* What you have to do: All entries are to be given again verbatim.

▬▬▬▬▬▬

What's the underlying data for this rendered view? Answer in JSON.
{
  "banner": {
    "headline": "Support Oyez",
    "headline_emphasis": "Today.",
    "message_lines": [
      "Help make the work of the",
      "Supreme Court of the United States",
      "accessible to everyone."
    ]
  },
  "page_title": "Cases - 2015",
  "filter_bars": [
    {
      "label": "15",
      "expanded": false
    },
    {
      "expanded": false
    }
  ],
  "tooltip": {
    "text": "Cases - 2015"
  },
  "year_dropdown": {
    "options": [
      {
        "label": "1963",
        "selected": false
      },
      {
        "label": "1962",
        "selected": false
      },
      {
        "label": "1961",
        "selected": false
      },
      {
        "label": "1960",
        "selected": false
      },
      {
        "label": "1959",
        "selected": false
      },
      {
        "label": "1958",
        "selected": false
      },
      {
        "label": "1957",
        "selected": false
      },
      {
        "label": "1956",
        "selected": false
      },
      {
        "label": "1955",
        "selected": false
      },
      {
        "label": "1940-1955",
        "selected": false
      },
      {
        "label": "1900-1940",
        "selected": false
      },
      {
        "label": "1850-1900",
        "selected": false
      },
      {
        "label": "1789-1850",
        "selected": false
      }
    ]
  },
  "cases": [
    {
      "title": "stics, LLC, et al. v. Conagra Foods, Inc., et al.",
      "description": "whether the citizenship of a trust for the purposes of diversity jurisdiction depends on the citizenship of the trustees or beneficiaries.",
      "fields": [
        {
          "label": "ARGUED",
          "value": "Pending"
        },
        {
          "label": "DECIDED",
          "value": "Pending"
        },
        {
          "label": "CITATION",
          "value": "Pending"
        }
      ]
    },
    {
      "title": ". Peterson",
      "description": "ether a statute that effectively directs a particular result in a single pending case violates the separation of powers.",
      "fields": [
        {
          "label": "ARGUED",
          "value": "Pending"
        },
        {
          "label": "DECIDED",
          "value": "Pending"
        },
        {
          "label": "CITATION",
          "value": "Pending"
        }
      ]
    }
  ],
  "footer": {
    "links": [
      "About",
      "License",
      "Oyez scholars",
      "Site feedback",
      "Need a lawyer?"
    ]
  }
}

▬▬▬▬▬▬

* Answer to the problem:
What's the underlying data for this rendered view? Answer in JSON.
{
  "banner": {
    "headline": "Support Oyez",
    "headline_emphasis": "Today.",
    "message_lines": [
      "Help make the work of the",
      "Supreme Court of the United States",
      "accessible to everyone."
    ]
  },
  "page_title": "Cases - 2015",
  "filter_bars": [
    {
      "label": "15",
      "expanded": false
    },
    {
      "expanded": false
    }
  ],
  "tooltip": {
    "text": "Cases - 2015"
  },
  "year_dropdown": {
    "options": [
      {
        "label": "1963",
        "selected": false
      },
      {
        "label": "1962",
        "selected": false
      },
      {
        "label": "1961",
        "selected": false
      },
      {
        "label": "1960",
        "selected": false
      },
      {
        "label": "1959",
        "selected": false
      },
      {
        "label": "1958",
        "selected": false
      },
      {
        "label": "1957",
        "selected": false
      },
      {
        "label": "1956",
        "selected": false
      },
      {
        "label": "1955",
        "selected": false
      },
      {
        "label": "1940-1955",
        "selected": false
      },
      {
        "label": "1900-1940",
        "selected": false
      },
      {
        "label": "1850-1900",
        "selected": false
      },
      {
        "label": "1789-1850",
        "selected": false
      }
    ]
  },
  "cases": [
    {
      "title": "stics, LLC, et al. v. Conagra Foods, Inc., et al.",
      "description": "whether the citizenship of a trust for the purposes of diversity jurisdiction depends on the citizenship of the trustees or beneficiaries.",
      "fields": [
        {
          "label": "ARGUED",
          "value": "Pending"
        },
        {
          "label": "DECIDED",
          "value": "Pending"
        },
        {
          "label": "CITATION",
          "value": "Pending"
        }
      ]
    },
    {
      "title": ". Peterson",
      "description": "ether a statute that effectively directs a particular result in a single pending case violates the separation of powers.",
      "fields": [
        {
          "label": "ARGUED",
          "value": "Pending"
        },
        {
          "label": "DECIDED",
          "value": "Pending"
        },
        {
          "label": "CITATION",
          "value": "Pending"
        }
      ]
    }
  ],
  "footer": {
    "links": [
      "About",
      "License",
      "Oyez scholars",
      "Site feedback",
      "Need a lawyer?"
    ]
  }
}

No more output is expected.